WHAT YOU WILL DO: Retype the full set of records. Keep every character identical.

Dataset items
□ □ □ □ □ □ □

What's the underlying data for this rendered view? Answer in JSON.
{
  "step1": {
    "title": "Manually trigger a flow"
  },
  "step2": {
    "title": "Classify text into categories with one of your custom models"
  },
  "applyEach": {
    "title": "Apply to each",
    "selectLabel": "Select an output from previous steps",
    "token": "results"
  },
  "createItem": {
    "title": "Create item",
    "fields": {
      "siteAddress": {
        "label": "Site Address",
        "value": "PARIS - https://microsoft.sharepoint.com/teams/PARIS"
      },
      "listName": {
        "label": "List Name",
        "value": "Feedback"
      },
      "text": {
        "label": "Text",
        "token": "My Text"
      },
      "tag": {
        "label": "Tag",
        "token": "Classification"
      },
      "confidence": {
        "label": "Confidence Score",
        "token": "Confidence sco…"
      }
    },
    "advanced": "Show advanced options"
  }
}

□ □ □ □ □ □ □

SOLUTION FOR THIS PROBLEM:
What's the underlying data for this rendered view? Answer in JSON.
{
  "step1": {
    "title": "Manually trigger a flow"
  },
  "step2": {
    "title": "Classify text into categories with one of your custom models"
  },
  "applyEach": {
    "title": "Apply to each",
    "selectLabel": "Select an output from previous steps",
    "token": "results"
  },
  "createItem": {
    "title": "Create item",
    "fields": {
      "siteAddress": {
        "label": "Site Address",
        "value": "PARIS - https://microsoft.sharepoint.com/teams/PARIS"
      },
      "listName": {
        "label": "List Name",
        "value": "Feedback"
      },
      "text": {
        "label": "Text",
        "token": "My Text"
      },
      "tag": {
        "label": "Tag",
        "token": "Classification"
      },
      "confidence": {
        "label": "Confidence Score",
        "token": "Confidence sco…"
      }
    },
    "advanced": "Show advanced options"
  }
}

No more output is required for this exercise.